> **Task requirements**
Each line below should be retyped exactly, with no pictures.

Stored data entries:
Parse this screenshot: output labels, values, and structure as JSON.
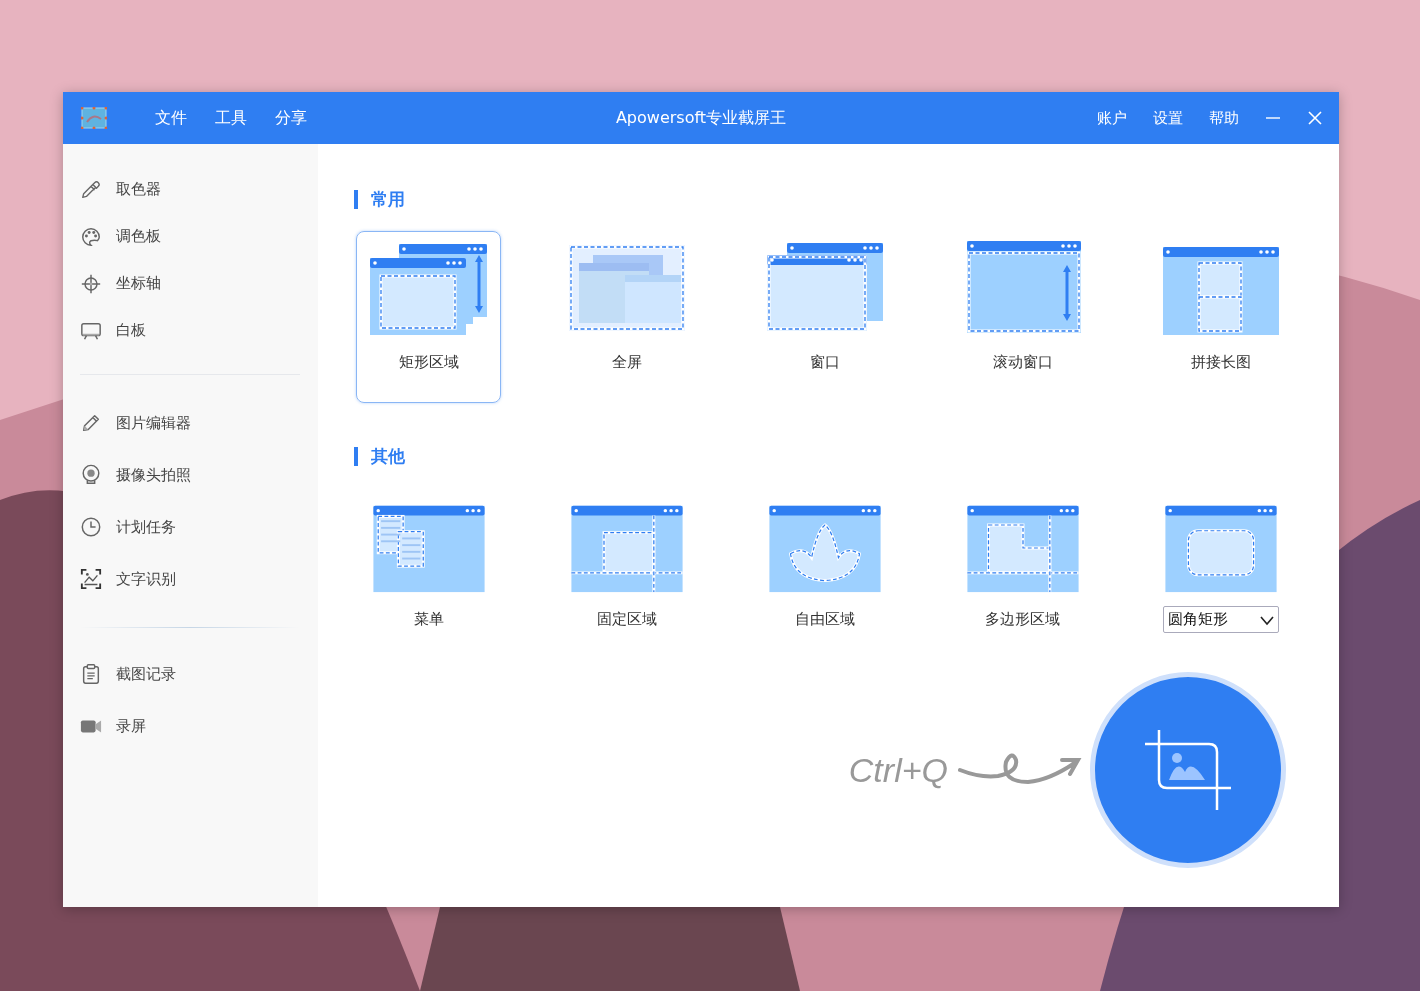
{
  "window": {
    "title": "Apowersoft专业截屏王"
  },
  "menu": [
    "文件",
    "工具",
    "分享"
  ],
  "title_actions": [
    "账户",
    "设置",
    "帮助"
  ],
  "sidebar": {
    "groups": [
      {
        "items": [
          {
            "label": "取色器",
            "kind": "eyedropper"
          },
          {
            "label": "调色板",
            "kind": "palette"
          },
          {
            "label": "坐标轴",
            "kind": "crosshair"
          },
          {
            "label": "白板",
            "kind": "board"
          }
        ]
      },
      {
        "items": [
          {
            "label": "图片编辑器",
            "kind": "pencil"
          },
          {
            "label": "摄像头拍照",
            "kind": "webcam"
          },
          {
            "label": "计划任务",
            "kind": "clock"
          },
          {
            "label": "文字识别",
            "kind": "scan"
          }
        ]
      },
      {
        "items": [
          {
            "label": "截图记录",
            "kind": "clipboard"
          },
          {
            "label": "录屏",
            "kind": "camera"
          }
        ]
      }
    ]
  },
  "sections": [
    {
      "title": "常用",
      "modes": [
        {
          "label": "矩形区域",
          "kind": "region",
          "selected": true
        },
        {
          "label": "全屏",
          "kind": "fullscreen",
          "selected": false
        },
        {
          "label": "窗口",
          "kind": "window",
          "selected": false
        },
        {
          "label": "滚动窗口",
          "kind": "scroll",
          "selected": false
        },
        {
          "label": "拼接长图",
          "kind": "stitch",
          "selected": false
        }
      ]
    },
    {
      "title": "其他",
      "modes": [
        {
          "label": "菜单",
          "kind": "menu",
          "selected": false
        },
        {
          "label": "固定区域",
          "kind": "fixed",
          "selected": false
        },
        {
          "label": "自由区域",
          "kind": "free",
          "selected": false
        },
        {
          "label": "多边形区域",
          "kind": "polygon",
          "selected": false
        },
        {
          "kind": "rounded",
          "selected": false,
          "dropdown": {
            "value": "圆角矩形"
          }
        }
      ]
    }
  ],
  "capture": {
    "shortcut": "Ctrl+Q"
  }
}
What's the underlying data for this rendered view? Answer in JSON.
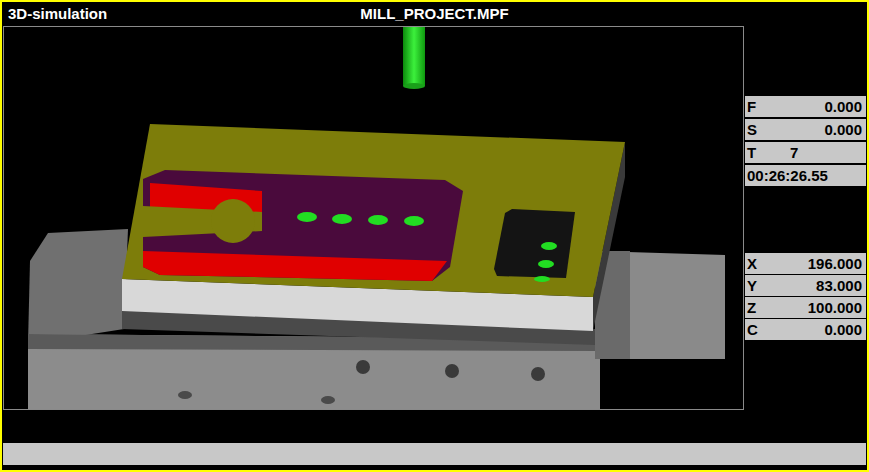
{
  "window": {
    "title": "3D-simulation",
    "program": "MILL_PROJECT.MPF"
  },
  "status": [
    {
      "label": "F",
      "value": "0.000",
      "kind": "number"
    },
    {
      "label": "S",
      "value": "0.000",
      "kind": "number"
    },
    {
      "label": "T",
      "value": "7",
      "kind": "tool"
    }
  ],
  "time": "00:26:26.55",
  "axes": [
    {
      "label": "X",
      "value": "196.000"
    },
    {
      "label": "Y",
      "value": "83.000"
    },
    {
      "label": "Z",
      "value": "100.000"
    },
    {
      "label": "C",
      "value": "0.000"
    }
  ]
}
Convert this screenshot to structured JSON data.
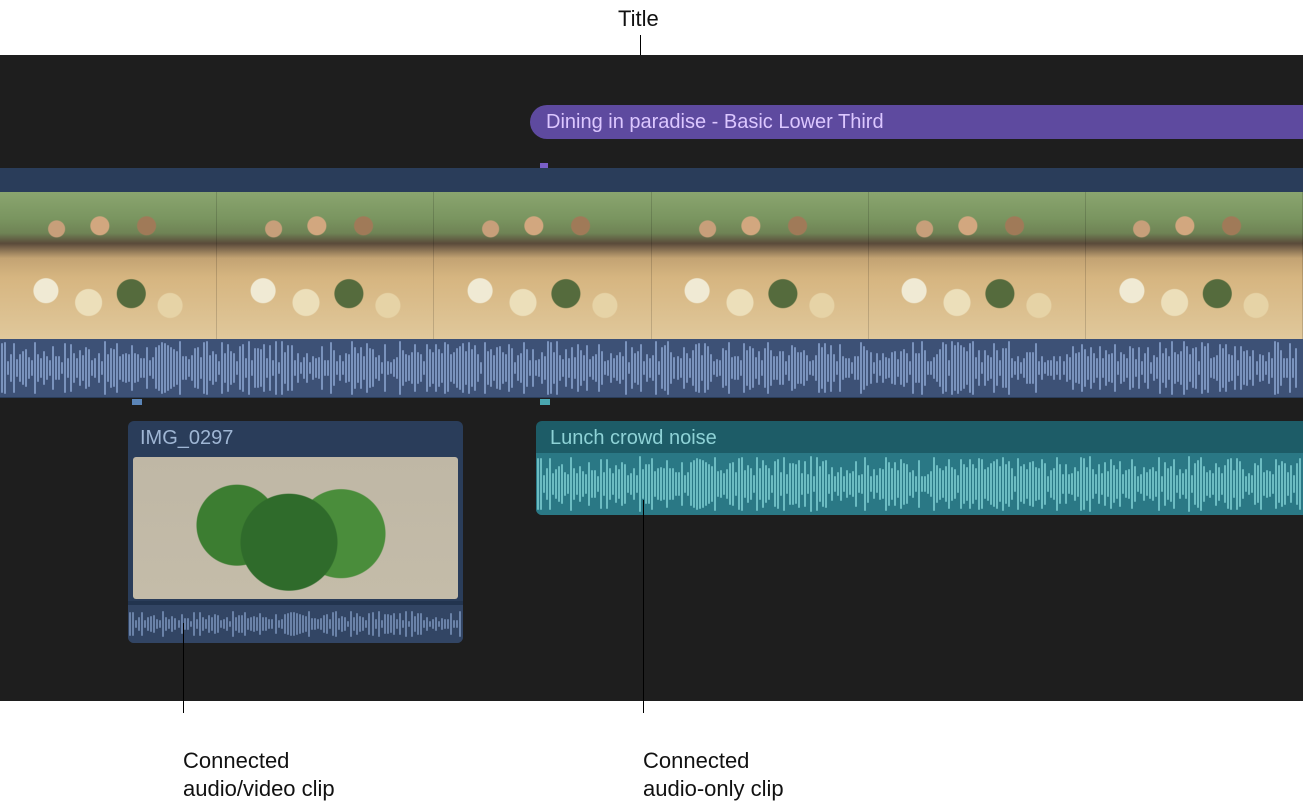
{
  "annotations": {
    "title": "Title",
    "connected_av": "Connected\naudio/video clip",
    "connected_audio": "Connected\naudio-only clip"
  },
  "timeline": {
    "title_clip": {
      "label": "Dining in paradise - Basic Lower Third"
    },
    "connected_av_clip": {
      "label": "IMG_0297"
    },
    "connected_audio_clip": {
      "label": "Lunch crowd noise"
    }
  }
}
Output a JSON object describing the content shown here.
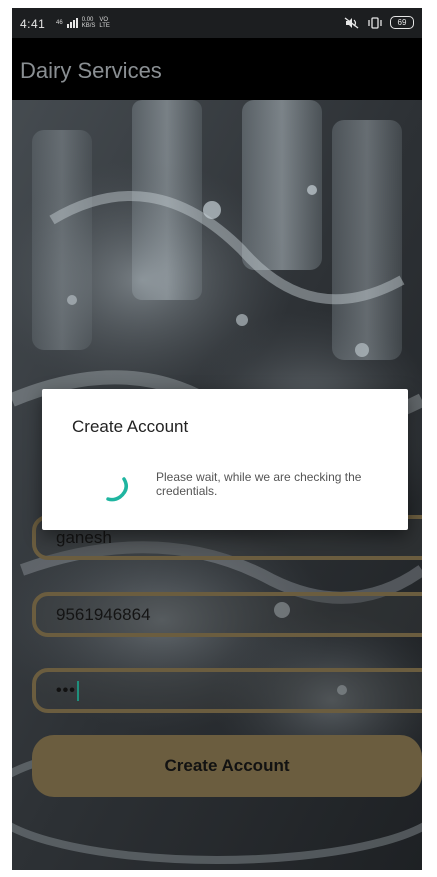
{
  "status_bar": {
    "time": "4:41",
    "net_top": "46",
    "speed_value": "0.00",
    "speed_unit": "KB/S",
    "vo": "VO",
    "lte": "LTE",
    "battery": "69"
  },
  "app_bar": {
    "title": "Dairy Services"
  },
  "form": {
    "name_value": "ganesh",
    "phone_value": "9561946864",
    "password_mask": "•••",
    "submit_label": "Create Account"
  },
  "dialog": {
    "title": "Create Account",
    "message": "Please wait, while we are checking the credentials.",
    "spinner_icon": "loading-spinner-icon",
    "accent_color": "#1fb5a0"
  },
  "colors": {
    "field_border": "#6b5d3f",
    "button_bg": "#6b5d3f",
    "app_bar_bg": "#000000",
    "app_title": "#8a8f93"
  }
}
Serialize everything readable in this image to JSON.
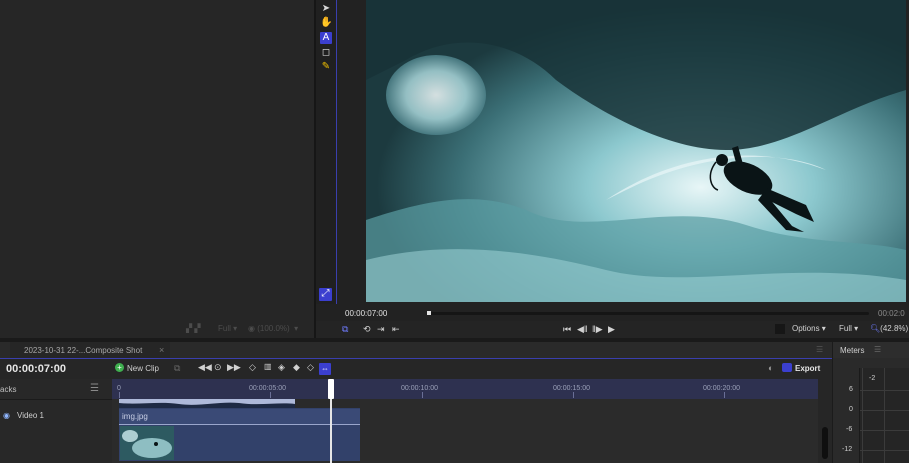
{
  "left_status": {
    "full": "Full",
    "zoom": "(100.0%)"
  },
  "tools": [
    "pointer-icon",
    "hand-icon",
    "text-icon",
    "crop-icon",
    "pen-icon"
  ],
  "viewer": {
    "timecode": "00:00:07:00",
    "end_timecode": "00:02:0"
  },
  "transport": {
    "options": "Options",
    "full": "Full",
    "zoom": "(42.8%)"
  },
  "timeline": {
    "tab": "2023-10-31 22-...Composite Shot",
    "timecode": "00:00:07:00",
    "new_clip": "New Clip",
    "export": "Export",
    "tracks_label": "acks",
    "track_name": "Video 1",
    "clip_name": "img.jpg",
    "ruler_ticks": [
      "0",
      "00:00:05:00",
      "00:00:10:00",
      "00:00:15:00",
      "00:00:20:00"
    ]
  },
  "meters": {
    "title": "Meters",
    "scale": [
      "-2",
      "6",
      "0",
      "-6",
      "-12"
    ]
  }
}
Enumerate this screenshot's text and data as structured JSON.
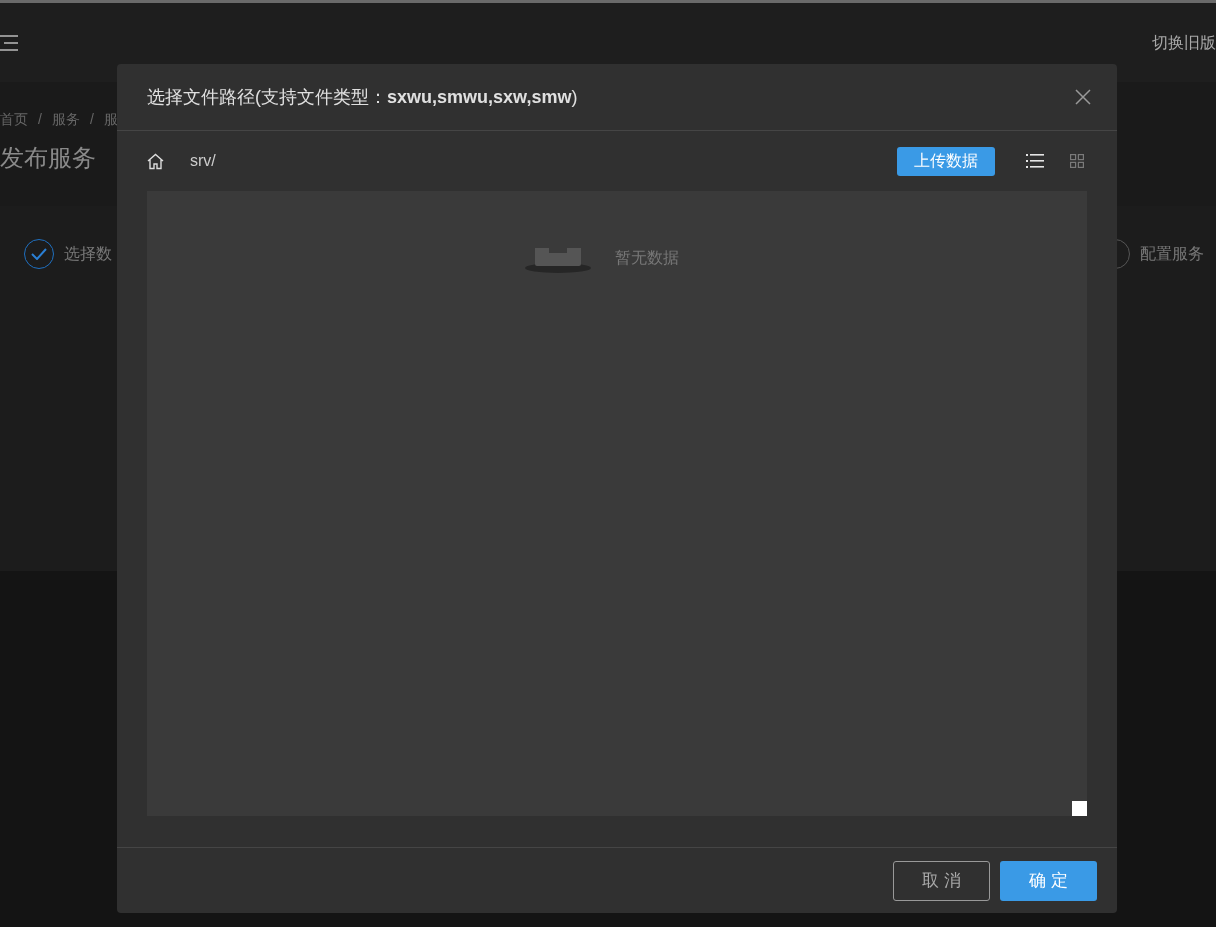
{
  "header": {
    "switch_link": "切换旧版"
  },
  "breadcrumb": {
    "items": [
      "首页",
      "服务",
      "服"
    ],
    "separator": "/"
  },
  "page_title": "发布服务",
  "steps": [
    {
      "label": "选择数",
      "done": true
    },
    {
      "label": "配置服务",
      "done": false
    }
  ],
  "dialog": {
    "title": "选择文件路径(支持文件类型：**sxwu,smwu,sxw,smw**)",
    "path": "srv/",
    "upload_button": "上传数据",
    "views": [
      {
        "kind": "list",
        "selected": true
      },
      {
        "kind": "grid",
        "selected": false
      }
    ],
    "empty_text": "暂无数据",
    "cancel_button": "取 消",
    "ok_button": "确 定"
  }
}
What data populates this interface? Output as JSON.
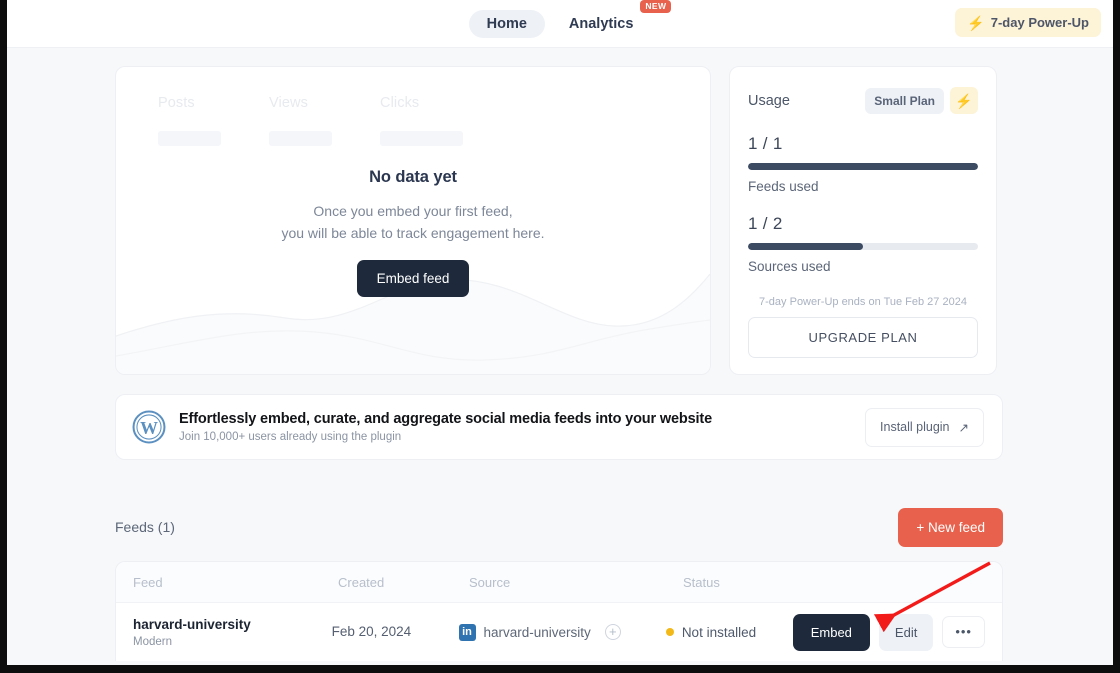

> **Worked solution**
Parse this screenshot: output labels, values, and structure as JSON.
{
  "window": {
    "title": "Apowersoft专业截屏王"
  },
  "menu": [
    "文件",
    "工具",
    "分享"
  ],
  "title_actions": [
    "账户",
    "设置",
    "帮助"
  ],
  "sidebar": {
    "groups": [
      {
        "items": [
          {
            "label": "取色器",
            "kind": "eyedropper"
          },
          {
            "label": "调色板",
            "kind": "palette"
          },
          {
            "label": "坐标轴",
            "kind": "crosshair"
          },
          {
            "label": "白板",
            "kind": "board"
          }
        ]
      },
      {
        "items": [
          {
            "label": "图片编辑器",
            "kind": "pencil"
          },
          {
            "label": "摄像头拍照",
            "kind": "webcam"
          },
          {
            "label": "计划任务",
            "kind": "clock"
          },
          {
            "label": "文字识别",
            "kind": "scan"
          }
        ]
      },
      {
        "items": [
          {
            "label": "截图记录",
            "kind": "clipboard"
          },
          {
            "label": "录屏",
            "kind": "camera"
          }
        ]
      }
    ]
  },
  "sections": [
    {
      "title": "常用",
      "modes": [
        {
          "label": "矩形区域",
          "kind": "region",
          "selected": true
        },
        {
          "label": "全屏",
          "kind": "fullscreen",
          "selected": false
        },
        {
          "label": "窗口",
          "kind": "window",
          "selected": false
        },
        {
          "label": "滚动窗口",
          "kind": "scroll",
          "selected": false
        },
        {
          "label": "拼接长图",
          "kind": "stitch",
          "selected": false
        }
      ]
    },
    {
      "title": "其他",
      "modes": [
        {
          "label": "菜单",
          "kind": "menu",
          "selected": false
        },
        {
          "label": "固定区域",
          "kind": "fixed",
          "selected": false
        },
        {
          "label": "自由区域",
          "kind": "free",
          "selected": false
        },
        {
          "label": "多边形区域",
          "kind": "polygon",
          "selected": false
        },
        {
          "kind": "rounded",
          "selected": false,
          "dropdown": {
            "value": "圆角矩形"
          }
        }
      ]
    }
  ],
  "capture": {
    "shortcut": "Ctrl+Q"
  }
}
What's the underlying data for this rendered view? Answer in JSON.
{
  "window": {
    "title": "3D-simulation",
    "program": "MILL_PROJECT.MPF"
  },
  "status": [
    {
      "label": "F",
      "value": "0.000",
      "kind": "number"
    },
    {
      "label": "S",
      "value": "0.000",
      "kind": "number"
    },
    {
      "label": "T",
      "value": "7",
      "kind": "tool"
    }
  ],
  "time": "00:26:26.55",
  "axes": [
    {
      "label": "X",
      "value": "196.000"
    },
    {
      "label": "Y",
      "value": "83.000"
    },
    {
      "label": "Z",
      "value": "100.000"
    },
    {
      "label": "C",
      "value": "0.000"
    }
  ]
}
Convert this screenshot to structured JSON data.
{
  "annotations": {
    "title": "Title",
    "connected_av": "Connected\naudio/video clip",
    "connected_audio": "Connected\naudio-only clip"
  },
  "timeline": {
    "title_clip": {
      "label": "Dining in paradise - Basic Lower Third"
    },
    "connected_av_clip": {
      "label": "IMG_0297"
    },
    "connected_audio_clip": {
      "label": "Lunch crowd noise"
    }
  }
}
Output a JSON object describing the content shown here.
{
  "status_bar": {
    "time": "4:41",
    "net_top": "46",
    "speed_value": "0.00",
    "speed_unit": "KB/S",
    "vo": "VO",
    "lte": "LTE",
    "battery": "69"
  },
  "app_bar": {
    "title": "Dairy Services"
  },
  "form": {
    "name_value": "ganesh",
    "phone_value": "9561946864",
    "password_mask": "•••",
    "submit_label": "Create Account"
  },
  "dialog": {
    "title": "Create Account",
    "message": "Please wait, while we are checking the credentials.",
    "spinner_icon": "loading-spinner-icon",
    "accent_color": "#1fb5a0"
  },
  "colors": {
    "field_border": "#6b5d3f",
    "button_bg": "#6b5d3f",
    "app_bar_bg": "#000000",
    "app_title": "#8a8f93"
  }
}
Serialize everything readable in this image to JSON.
{
  "left_status": {
    "full": "Full",
    "zoom": "(100.0%)"
  },
  "tools": [
    "pointer-icon",
    "hand-icon",
    "text-icon",
    "crop-icon",
    "pen-icon"
  ],
  "viewer": {
    "timecode": "00:00:07:00",
    "end_timecode": "00:02:0"
  },
  "transport": {
    "options": "Options",
    "full": "Full",
    "zoom": "(42.8%)"
  },
  "timeline": {
    "tab": "2023-10-31 22-...Composite Shot",
    "timecode": "00:00:07:00",
    "new_clip": "New Clip",
    "export": "Export",
    "tracks_label": "acks",
    "track_name": "Video 1",
    "clip_name": "img.jpg",
    "ruler_ticks": [
      "0",
      "00:00:05:00",
      "00:00:10:00",
      "00:00:15:00",
      "00:00:20:00"
    ]
  },
  "meters": {
    "title": "Meters",
    "scale": [
      "-2",
      "6",
      "0",
      "-6",
      "-12"
    ]
  }
}
Enumerate this screenshot's text and data as structured JSON.
{
  "header": {
    "switch_link": "切换旧版"
  },
  "breadcrumb": {
    "items": [
      "首页",
      "服务",
      "服"
    ],
    "separator": "/"
  },
  "page_title": "发布服务",
  "steps": [
    {
      "label": "选择数",
      "done": true
    },
    {
      "label": "配置服务",
      "done": false
    }
  ],
  "dialog": {
    "title": "选择文件路径(支持文件类型：**sxwu,smwu,sxw,smw**)",
    "path": "srv/",
    "upload_button": "上传数据",
    "views": [
      {
        "kind": "list",
        "selected": true
      },
      {
        "kind": "grid",
        "selected": false
      }
    ],
    "empty_text": "暂无数据",
    "cancel_button": "取 消",
    "ok_button": "确 定"
  }
}
What data populates this interface? Output as JSON.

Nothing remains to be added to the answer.